Copy out every line below verbatim, with no changes of any kind.
──────── Supplied material ────────
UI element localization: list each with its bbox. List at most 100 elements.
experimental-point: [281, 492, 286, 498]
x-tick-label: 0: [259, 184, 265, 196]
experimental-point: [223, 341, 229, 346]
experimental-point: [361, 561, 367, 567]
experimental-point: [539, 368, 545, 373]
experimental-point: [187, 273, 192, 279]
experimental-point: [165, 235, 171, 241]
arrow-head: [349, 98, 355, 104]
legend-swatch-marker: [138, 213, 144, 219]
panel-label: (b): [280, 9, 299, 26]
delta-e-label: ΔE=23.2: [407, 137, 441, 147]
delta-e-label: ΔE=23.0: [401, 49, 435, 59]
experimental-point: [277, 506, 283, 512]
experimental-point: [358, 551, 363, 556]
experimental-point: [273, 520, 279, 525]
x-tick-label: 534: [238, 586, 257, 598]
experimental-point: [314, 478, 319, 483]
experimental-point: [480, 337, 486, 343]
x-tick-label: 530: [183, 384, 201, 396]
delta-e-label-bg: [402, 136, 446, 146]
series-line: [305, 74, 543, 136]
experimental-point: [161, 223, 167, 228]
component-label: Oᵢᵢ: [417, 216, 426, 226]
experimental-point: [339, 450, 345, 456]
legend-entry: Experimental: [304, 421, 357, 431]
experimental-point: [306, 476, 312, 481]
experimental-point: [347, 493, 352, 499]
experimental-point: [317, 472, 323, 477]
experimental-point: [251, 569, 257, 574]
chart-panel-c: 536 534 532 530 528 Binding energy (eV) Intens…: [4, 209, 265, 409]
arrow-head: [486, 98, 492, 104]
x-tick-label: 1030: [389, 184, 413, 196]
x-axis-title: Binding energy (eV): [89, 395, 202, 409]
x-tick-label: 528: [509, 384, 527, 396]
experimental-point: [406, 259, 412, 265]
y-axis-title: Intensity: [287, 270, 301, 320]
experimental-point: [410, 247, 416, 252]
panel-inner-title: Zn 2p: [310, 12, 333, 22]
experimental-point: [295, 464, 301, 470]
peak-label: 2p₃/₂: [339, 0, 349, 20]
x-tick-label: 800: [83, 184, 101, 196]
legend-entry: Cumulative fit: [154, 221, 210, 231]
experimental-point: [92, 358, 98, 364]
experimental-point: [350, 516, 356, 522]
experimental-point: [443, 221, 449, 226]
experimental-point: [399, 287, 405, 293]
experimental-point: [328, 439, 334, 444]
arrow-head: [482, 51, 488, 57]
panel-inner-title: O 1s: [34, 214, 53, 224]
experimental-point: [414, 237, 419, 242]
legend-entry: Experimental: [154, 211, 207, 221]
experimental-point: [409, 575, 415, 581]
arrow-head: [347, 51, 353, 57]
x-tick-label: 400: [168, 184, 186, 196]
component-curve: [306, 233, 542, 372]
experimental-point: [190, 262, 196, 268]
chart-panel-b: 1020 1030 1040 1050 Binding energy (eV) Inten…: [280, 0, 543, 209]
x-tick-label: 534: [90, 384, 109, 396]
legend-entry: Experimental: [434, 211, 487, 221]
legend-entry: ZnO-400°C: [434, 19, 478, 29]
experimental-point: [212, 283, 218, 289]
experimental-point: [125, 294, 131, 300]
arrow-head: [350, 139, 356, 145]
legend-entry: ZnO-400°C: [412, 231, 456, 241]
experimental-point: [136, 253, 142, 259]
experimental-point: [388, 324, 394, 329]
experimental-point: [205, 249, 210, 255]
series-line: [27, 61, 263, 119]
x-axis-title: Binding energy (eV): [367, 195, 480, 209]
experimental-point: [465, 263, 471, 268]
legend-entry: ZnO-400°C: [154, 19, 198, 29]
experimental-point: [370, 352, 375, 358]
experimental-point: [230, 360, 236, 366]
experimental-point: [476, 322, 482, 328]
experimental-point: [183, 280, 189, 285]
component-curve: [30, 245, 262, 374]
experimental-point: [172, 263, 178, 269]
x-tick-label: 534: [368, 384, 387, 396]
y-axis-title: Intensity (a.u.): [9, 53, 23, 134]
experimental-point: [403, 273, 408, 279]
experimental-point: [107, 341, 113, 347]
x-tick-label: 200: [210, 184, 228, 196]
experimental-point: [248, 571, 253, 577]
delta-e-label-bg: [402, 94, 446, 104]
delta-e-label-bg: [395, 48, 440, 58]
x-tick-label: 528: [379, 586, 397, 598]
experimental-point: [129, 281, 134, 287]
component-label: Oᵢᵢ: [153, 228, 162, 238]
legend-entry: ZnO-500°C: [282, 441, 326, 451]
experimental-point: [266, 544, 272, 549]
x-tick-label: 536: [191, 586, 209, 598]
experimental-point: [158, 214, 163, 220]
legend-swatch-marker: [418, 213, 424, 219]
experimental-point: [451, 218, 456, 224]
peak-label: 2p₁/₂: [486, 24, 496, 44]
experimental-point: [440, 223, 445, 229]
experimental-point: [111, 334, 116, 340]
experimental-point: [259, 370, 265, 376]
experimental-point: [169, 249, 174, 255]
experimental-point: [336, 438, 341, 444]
────────
Solved exercise =>
UI element localization: list each with its bbox. List at most 100 elements.
experimental-point: [281, 492, 286, 498]
x-tick-label: 0: [259, 184, 265, 196]
experimental-point: [223, 341, 229, 346]
experimental-point: [361, 561, 367, 567]
experimental-point: [539, 368, 545, 373]
experimental-point: [187, 273, 192, 279]
experimental-point: [165, 235, 171, 241]
arrow-head: [349, 98, 355, 104]
legend-swatch-marker: [138, 213, 144, 219]
panel-label: (b): [280, 9, 299, 26]
delta-e-label: ΔE=23.2: [407, 137, 441, 147]
delta-e-label: ΔE=23.0: [401, 49, 435, 59]
experimental-point: [277, 506, 283, 512]
experimental-point: [358, 551, 363, 556]
experimental-point: [273, 520, 279, 525]
x-tick-label: 534: [238, 586, 257, 598]
experimental-point: [314, 478, 319, 483]
experimental-point: [480, 337, 486, 343]
x-tick-label: 530: [183, 384, 201, 396]
delta-e-label-bg: [402, 136, 446, 146]
series-line: [305, 74, 543, 136]
experimental-point: [161, 223, 167, 228]
component-label: Oᵢᵢ: [417, 216, 426, 226]
experimental-point: [339, 450, 345, 456]
legend-entry: Experimental: [304, 421, 357, 431]
experimental-point: [306, 476, 312, 481]
experimental-point: [347, 493, 352, 499]
experimental-point: [317, 472, 323, 477]
experimental-point: [251, 569, 257, 574]
chart-panel-c: 536 534 532 530 528 Binding energy (eV) Intens…: [4, 209, 265, 409]
arrow-head: [486, 98, 492, 104]
x-tick-label: 1030: [389, 184, 413, 196]
x-axis-title: Binding energy (eV): [89, 395, 202, 409]
x-tick-label: 528: [509, 384, 527, 396]
experimental-point: [406, 259, 412, 265]
y-axis-title: Intensity: [287, 270, 301, 320]
experimental-point: [410, 247, 416, 252]
panel-inner-title: Zn 2p: [310, 12, 333, 22]
experimental-point: [295, 464, 301, 470]
peak-label: 2p₃/₂: [339, 0, 349, 20]
x-tick-label: 800: [83, 184, 101, 196]
legend-entry: Cumulative fit: [154, 221, 210, 231]
experimental-point: [92, 358, 98, 364]
experimental-point: [350, 516, 356, 522]
experimental-point: [443, 221, 449, 226]
experimental-point: [399, 287, 405, 293]
experimental-point: [328, 439, 334, 444]
arrow-head: [482, 51, 488, 57]
panel-inner-title: O 1s: [34, 214, 53, 224]
experimental-point: [414, 237, 419, 242]
legend-entry: Experimental: [154, 211, 207, 221]
experimental-point: [409, 575, 415, 581]
arrow-head: [347, 51, 353, 57]
x-tick-label: 400: [168, 184, 186, 196]
component-curve: [306, 233, 542, 372]
experimental-point: [190, 262, 196, 268]
chart-panel-b: 1020 1030 1040 1050 Binding energy (eV) Inten…: [280, 0, 543, 209]
x-tick-label: 534: [90, 384, 109, 396]
legend-entry: Experimental: [434, 211, 487, 221]
legend-entry: ZnO-400°C: [434, 19, 478, 29]
experimental-point: [212, 283, 218, 289]
experimental-point: [125, 294, 131, 300]
arrow-head: [350, 139, 356, 145]
legend-entry: ZnO-400°C: [412, 231, 456, 241]
experimental-point: [136, 253, 142, 259]
experimental-point: [388, 324, 394, 329]
experimental-point: [205, 249, 210, 255]
series-line: [27, 61, 263, 119]
x-axis-title: Binding energy (eV): [367, 195, 480, 209]
experimental-point: [465, 263, 471, 268]
legend-entry: ZnO-400°C: [154, 19, 198, 29]
experimental-point: [370, 352, 375, 358]
experimental-point: [230, 360, 236, 366]
experimental-point: [476, 322, 482, 328]
experimental-point: [183, 280, 189, 285]
component-curve: [30, 245, 262, 374]
experimental-point: [172, 263, 178, 269]
x-tick-label: 534: [368, 384, 387, 396]
y-axis-title: Intensity (a.u.): [9, 53, 23, 134]
experimental-point: [403, 273, 408, 279]
experimental-point: [107, 341, 113, 347]
x-tick-label: 200: [210, 184, 228, 196]
experimental-point: [248, 571, 253, 577]
delta-e-label-bg: [402, 94, 446, 104]
delta-e-label-bg: [395, 48, 440, 58]
x-tick-label: 528: [379, 586, 397, 598]
experimental-point: [129, 281, 134, 287]
component-label: Oᵢᵢ: [153, 228, 162, 238]
legend-entry: ZnO-500°C: [282, 441, 326, 451]
experimental-point: [266, 544, 272, 549]
x-tick-label: 536: [191, 586, 209, 598]
experimental-point: [158, 214, 163, 220]
legend-swatch-marker: [418, 213, 424, 219]
experimental-point: [451, 218, 456, 224]
peak-label: 2p₁/₂: [486, 24, 496, 44]
experimental-point: [440, 223, 445, 229]
experimental-point: [111, 334, 116, 340]
experimental-point: [259, 370, 265, 376]
experimental-point: [169, 249, 174, 255]
experimental-point: [336, 438, 341, 444]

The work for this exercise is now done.